GOAL OF THE EXERCISE: State how many lines in the listing below include the word "tracking". Give nothing but the number.

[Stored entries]
● ● ● ●

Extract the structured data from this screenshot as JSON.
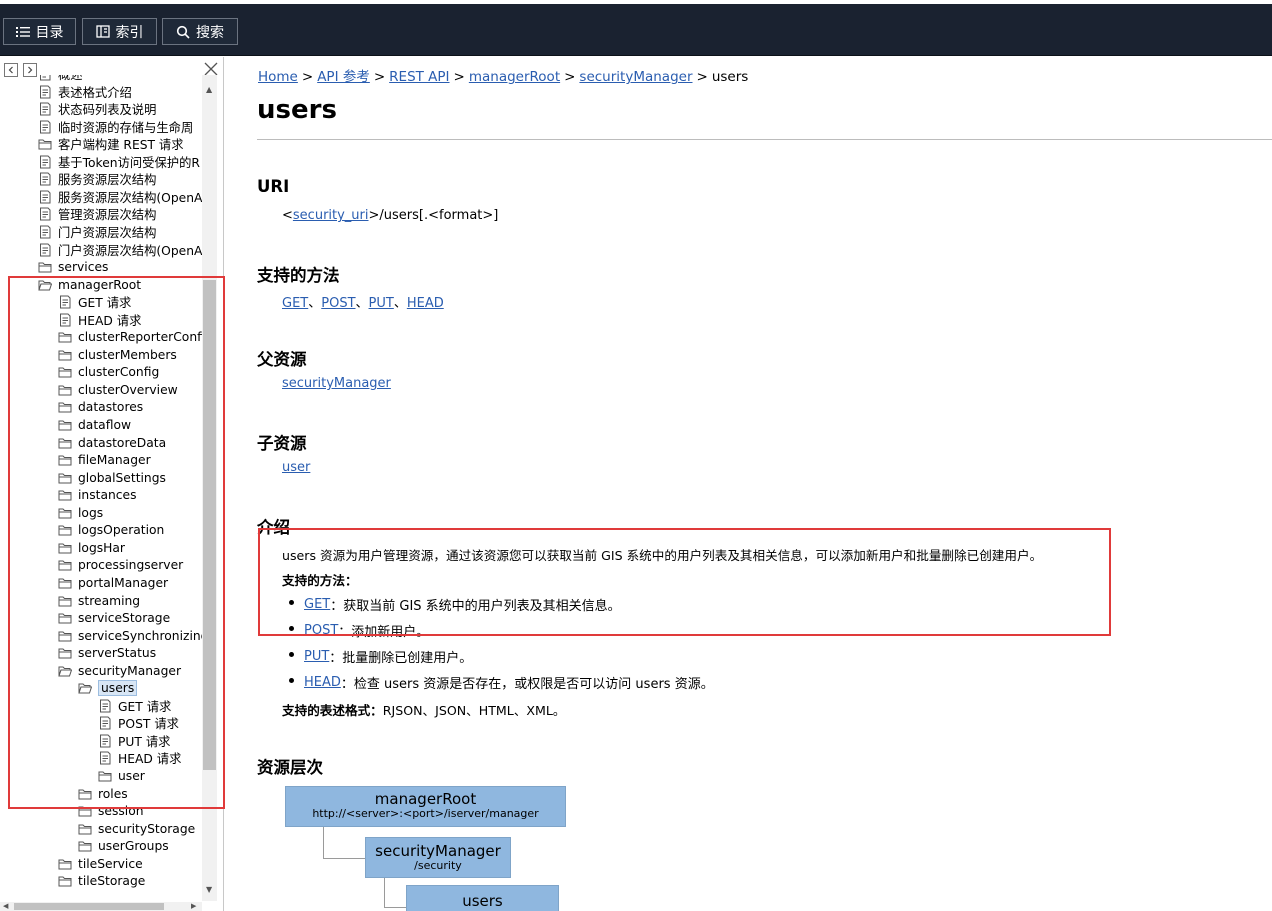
{
  "toolbar": {
    "buttons": [
      {
        "label": "目录",
        "icon": "list-icon"
      },
      {
        "label": "索引",
        "icon": "index-icon"
      },
      {
        "label": "搜索",
        "icon": "search-icon"
      }
    ]
  },
  "tree": {
    "items": [
      {
        "label": "概述",
        "type": "doc",
        "level": 0
      },
      {
        "label": "表述格式介绍",
        "type": "doc",
        "level": 0
      },
      {
        "label": "状态码列表及说明",
        "type": "doc",
        "level": 0
      },
      {
        "label": "临时资源的存储与生命周",
        "type": "doc",
        "level": 0
      },
      {
        "label": "客户端构建 REST 请求",
        "type": "folder",
        "level": 0
      },
      {
        "label": "基于Token访问受保护的R",
        "type": "doc",
        "level": 0
      },
      {
        "label": "服务资源层次结构",
        "type": "doc",
        "level": 0
      },
      {
        "label": "服务资源层次结构(OpenA",
        "type": "doc",
        "level": 0
      },
      {
        "label": "管理资源层次结构",
        "type": "doc",
        "level": 0
      },
      {
        "label": "门户资源层次结构",
        "type": "doc",
        "level": 0
      },
      {
        "label": "门户资源层次结构(OpenA",
        "type": "doc",
        "level": 0
      },
      {
        "label": "services",
        "type": "folder",
        "level": 0
      },
      {
        "label": "managerRoot",
        "type": "folder-open",
        "level": 0
      },
      {
        "label": "GET 请求",
        "type": "doc",
        "level": 1
      },
      {
        "label": "HEAD 请求",
        "type": "doc",
        "level": 1
      },
      {
        "label": "clusterReporterConfig",
        "type": "folder",
        "level": 1
      },
      {
        "label": "clusterMembers",
        "type": "folder",
        "level": 1
      },
      {
        "label": "clusterConfig",
        "type": "folder",
        "level": 1
      },
      {
        "label": "clusterOverview",
        "type": "folder",
        "level": 1
      },
      {
        "label": "datastores",
        "type": "folder",
        "level": 1
      },
      {
        "label": "dataflow",
        "type": "folder",
        "level": 1
      },
      {
        "label": "datastoreData",
        "type": "folder",
        "level": 1
      },
      {
        "label": "fileManager",
        "type": "folder",
        "level": 1
      },
      {
        "label": "globalSettings",
        "type": "folder",
        "level": 1
      },
      {
        "label": "instances",
        "type": "folder",
        "level": 1
      },
      {
        "label": "logs",
        "type": "folder",
        "level": 1
      },
      {
        "label": "logsOperation",
        "type": "folder",
        "level": 1
      },
      {
        "label": "logsHar",
        "type": "folder",
        "level": 1
      },
      {
        "label": "processingserver",
        "type": "folder",
        "level": 1
      },
      {
        "label": "portalManager",
        "type": "folder",
        "level": 1
      },
      {
        "label": "streaming",
        "type": "folder",
        "level": 1
      },
      {
        "label": "serviceStorage",
        "type": "folder",
        "level": 1
      },
      {
        "label": "serviceSynchronizingJ",
        "type": "folder",
        "level": 1
      },
      {
        "label": "serverStatus",
        "type": "folder",
        "level": 1
      },
      {
        "label": "securityManager",
        "type": "folder-open",
        "level": 1
      },
      {
        "label": "users",
        "type": "folder-open",
        "level": 2,
        "selected": true
      },
      {
        "label": "GET 请求",
        "type": "doc",
        "level": 3
      },
      {
        "label": "POST 请求",
        "type": "doc",
        "level": 3
      },
      {
        "label": "PUT 请求",
        "type": "doc",
        "level": 3
      },
      {
        "label": "HEAD 请求",
        "type": "doc",
        "level": 3
      },
      {
        "label": "user",
        "type": "folder",
        "level": 3
      },
      {
        "label": "roles",
        "type": "folder",
        "level": 2
      },
      {
        "label": "session",
        "type": "folder",
        "level": 2
      },
      {
        "label": "securityStorage",
        "type": "folder",
        "level": 2
      },
      {
        "label": "userGroups",
        "type": "folder",
        "level": 2
      },
      {
        "label": "tileService",
        "type": "folder",
        "level": 1
      },
      {
        "label": "tileStorage",
        "type": "folder",
        "level": 1
      }
    ]
  },
  "breadcrumb": {
    "links": [
      "Home",
      "API 参考",
      "REST API",
      "managerRoot",
      "securityManager"
    ],
    "current": "users"
  },
  "page": {
    "title": "users",
    "uri": {
      "heading": "URI",
      "prefix": "<",
      "link": "security_uri",
      "suffix": ">/users[.<format>]"
    },
    "methods": {
      "heading": "支持的方法",
      "links": [
        "GET",
        "POST",
        "PUT",
        "HEAD"
      ],
      "separator": "、"
    },
    "parent": {
      "heading": "父资源",
      "link": "securityManager"
    },
    "children": {
      "heading": "子资源",
      "link": "user"
    },
    "intro": {
      "heading": "介绍",
      "text": "users 资源为用户管理资源，通过该资源您可以获取当前 GIS 系统中的用户列表及其相关信息，可以添加新用户和批量删除已创建用户。",
      "methods_label": "支持的方法：",
      "bullets": [
        {
          "method": "GET",
          "desc": "：获取当前 GIS 系统中的用户列表及其相关信息。"
        },
        {
          "method": "POST",
          "desc": "：添加新用户。"
        },
        {
          "method": "PUT",
          "desc": "：批量删除已创建用户。"
        },
        {
          "method": "HEAD",
          "desc": "：检查 users 资源是否存在，或权限是否可以访问 users 资源。"
        }
      ],
      "formats_label": "支持的表述格式：",
      "formats": "RJSON、JSON、HTML、XML。"
    },
    "hierarchy": {
      "heading": "资源层次",
      "nodes": [
        {
          "main": "managerRoot",
          "sub": "http://<server>:<port>/iserver/manager"
        },
        {
          "main": "securityManager",
          "sub": "/security"
        },
        {
          "main": "users",
          "sub": ""
        }
      ]
    }
  },
  "colors": {
    "toolbar_bg": "#1a2230",
    "link": "#2a5db0",
    "highlight": "#e03a3a",
    "diagram_box": "#8fb7df"
  }
}
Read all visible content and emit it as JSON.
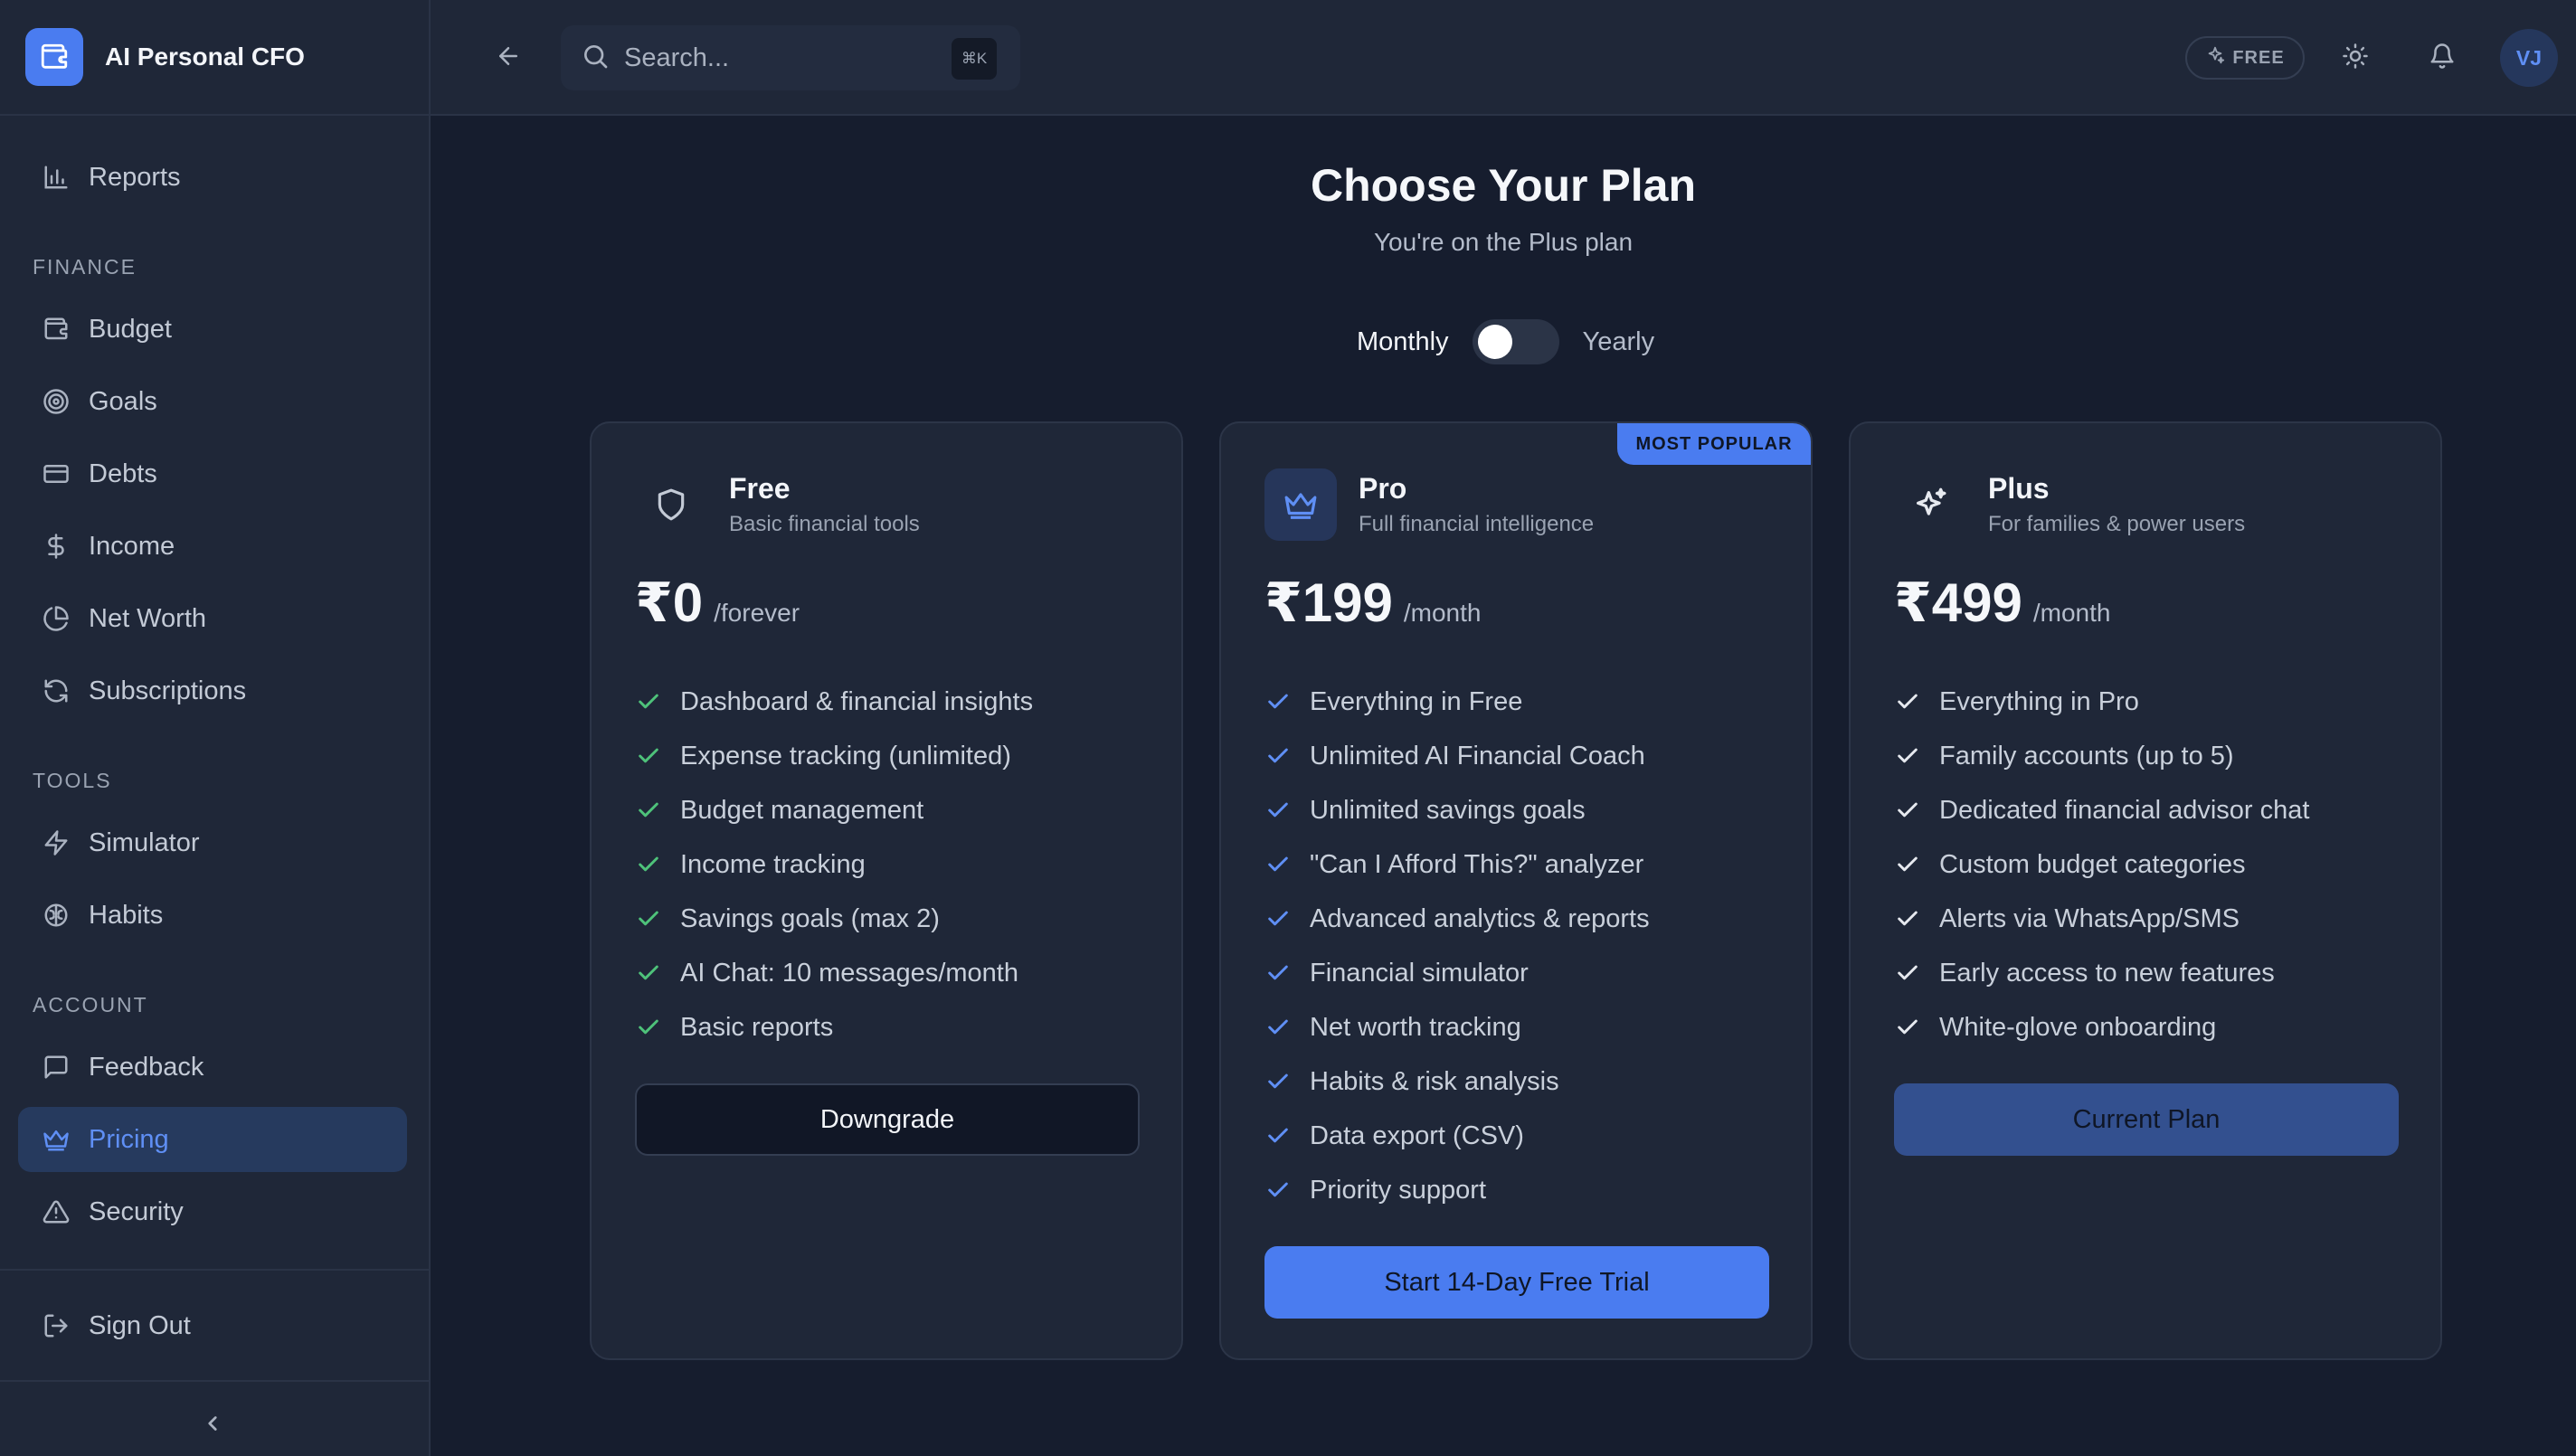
{
  "app": {
    "name": "AI Personal CFO"
  },
  "sidebar": {
    "top_items": [
      {
        "label": "Reports",
        "icon": "bar-chart-icon"
      }
    ],
    "sections": [
      {
        "label": "FINANCE",
        "items": [
          {
            "label": "Budget",
            "icon": "wallet-icon"
          },
          {
            "label": "Goals",
            "icon": "target-icon"
          },
          {
            "label": "Debts",
            "icon": "credit-card-icon"
          },
          {
            "label": "Income",
            "icon": "dollar-icon"
          },
          {
            "label": "Net Worth",
            "icon": "pie-chart-icon"
          },
          {
            "label": "Subscriptions",
            "icon": "refresh-icon"
          }
        ]
      },
      {
        "label": "TOOLS",
        "items": [
          {
            "label": "Simulator",
            "icon": "lightning-icon"
          },
          {
            "label": "Habits",
            "icon": "brain-icon"
          }
        ]
      },
      {
        "label": "ACCOUNT",
        "items": [
          {
            "label": "Feedback",
            "icon": "message-icon"
          },
          {
            "label": "Pricing",
            "icon": "crown-icon",
            "active": true
          },
          {
            "label": "Security",
            "icon": "alert-triangle-icon"
          }
        ]
      }
    ],
    "sign_out": "Sign Out"
  },
  "header": {
    "search_placeholder": "Search...",
    "shortcut": "⌘K",
    "plan_badge": "FREE",
    "avatar_initials": "VJ"
  },
  "main": {
    "title": "Choose Your Plan",
    "subtitle": "You're on the Plus plan",
    "billing": {
      "monthly": "Monthly",
      "yearly": "Yearly",
      "selected": "Monthly"
    },
    "plans": [
      {
        "name": "Free",
        "description": "Basic financial tools",
        "icon": "shield-icon",
        "price": "₹0",
        "period": "/forever",
        "features": [
          "Dashboard & financial insights",
          "Expense tracking (unlimited)",
          "Budget management",
          "Income tracking",
          "Savings goals (max 2)",
          "AI Chat: 10 messages/month",
          "Basic reports"
        ],
        "cta": "Downgrade"
      },
      {
        "name": "Pro",
        "description": "Full financial intelligence",
        "icon": "crown-icon",
        "badge": "MOST POPULAR",
        "price": "₹199",
        "period": "/month",
        "features": [
          "Everything in Free",
          "Unlimited AI Financial Coach",
          "Unlimited savings goals",
          "\"Can I Afford This?\" analyzer",
          "Advanced analytics & reports",
          "Financial simulator",
          "Net worth tracking",
          "Habits & risk analysis",
          "Data export (CSV)",
          "Priority support"
        ],
        "cta": "Start 14-Day Free Trial"
      },
      {
        "name": "Plus",
        "description": "For families & power users",
        "icon": "sparkles-icon",
        "price": "₹499",
        "period": "/month",
        "features": [
          "Everything in Pro",
          "Family accounts (up to 5)",
          "Dedicated financial advisor chat",
          "Custom budget categories",
          "Alerts via WhatsApp/SMS",
          "Early access to new features",
          "White-glove onboarding"
        ],
        "cta": "Current Plan"
      }
    ]
  },
  "colors": {
    "accent": "#4a7cf0",
    "background": "#161d2e",
    "surface": "#1f2738",
    "check_green": "#4ec27a",
    "check_blue": "#5f8ff5",
    "check_white": "#e6e9ef"
  }
}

● ● ● ●

TASK RESULT: 3